## Problem statement
Show all lines from the listing below that contain "data".

------

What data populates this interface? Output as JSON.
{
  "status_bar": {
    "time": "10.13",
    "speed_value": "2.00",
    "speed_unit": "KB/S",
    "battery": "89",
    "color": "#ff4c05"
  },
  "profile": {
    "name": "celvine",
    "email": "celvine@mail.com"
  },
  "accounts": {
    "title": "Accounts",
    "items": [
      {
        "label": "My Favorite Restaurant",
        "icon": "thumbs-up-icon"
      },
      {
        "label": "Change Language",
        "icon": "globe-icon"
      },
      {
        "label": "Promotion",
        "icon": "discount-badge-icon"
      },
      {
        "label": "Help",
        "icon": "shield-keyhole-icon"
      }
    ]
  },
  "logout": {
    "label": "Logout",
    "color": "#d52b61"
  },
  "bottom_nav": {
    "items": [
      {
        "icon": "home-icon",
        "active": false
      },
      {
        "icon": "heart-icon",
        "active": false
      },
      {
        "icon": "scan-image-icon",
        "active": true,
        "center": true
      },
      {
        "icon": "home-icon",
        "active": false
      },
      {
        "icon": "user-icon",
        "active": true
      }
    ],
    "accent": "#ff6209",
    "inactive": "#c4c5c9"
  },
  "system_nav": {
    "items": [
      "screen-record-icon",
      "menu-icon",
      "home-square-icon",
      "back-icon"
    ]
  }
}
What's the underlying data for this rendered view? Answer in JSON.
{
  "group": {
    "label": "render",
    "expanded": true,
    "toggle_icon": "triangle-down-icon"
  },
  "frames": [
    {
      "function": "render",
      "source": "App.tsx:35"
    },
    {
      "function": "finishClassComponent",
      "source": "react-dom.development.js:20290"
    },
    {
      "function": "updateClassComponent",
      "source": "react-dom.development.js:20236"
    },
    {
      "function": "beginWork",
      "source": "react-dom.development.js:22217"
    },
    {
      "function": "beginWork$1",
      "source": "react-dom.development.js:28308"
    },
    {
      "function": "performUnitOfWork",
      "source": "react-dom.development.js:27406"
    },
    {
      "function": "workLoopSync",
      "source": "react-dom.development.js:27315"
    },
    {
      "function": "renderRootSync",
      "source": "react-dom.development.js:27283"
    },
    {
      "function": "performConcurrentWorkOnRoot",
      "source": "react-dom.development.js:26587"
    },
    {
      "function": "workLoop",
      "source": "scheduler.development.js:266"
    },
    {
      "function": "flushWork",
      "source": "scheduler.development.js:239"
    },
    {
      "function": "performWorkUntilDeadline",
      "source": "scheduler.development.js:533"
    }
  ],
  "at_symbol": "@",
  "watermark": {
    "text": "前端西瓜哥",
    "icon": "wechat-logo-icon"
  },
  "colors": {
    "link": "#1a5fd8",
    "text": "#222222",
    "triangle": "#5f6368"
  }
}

------

## Task answer
What data populates this interface? Output as JSON.
What's the underlying data for this rendered view? Answer in JSON.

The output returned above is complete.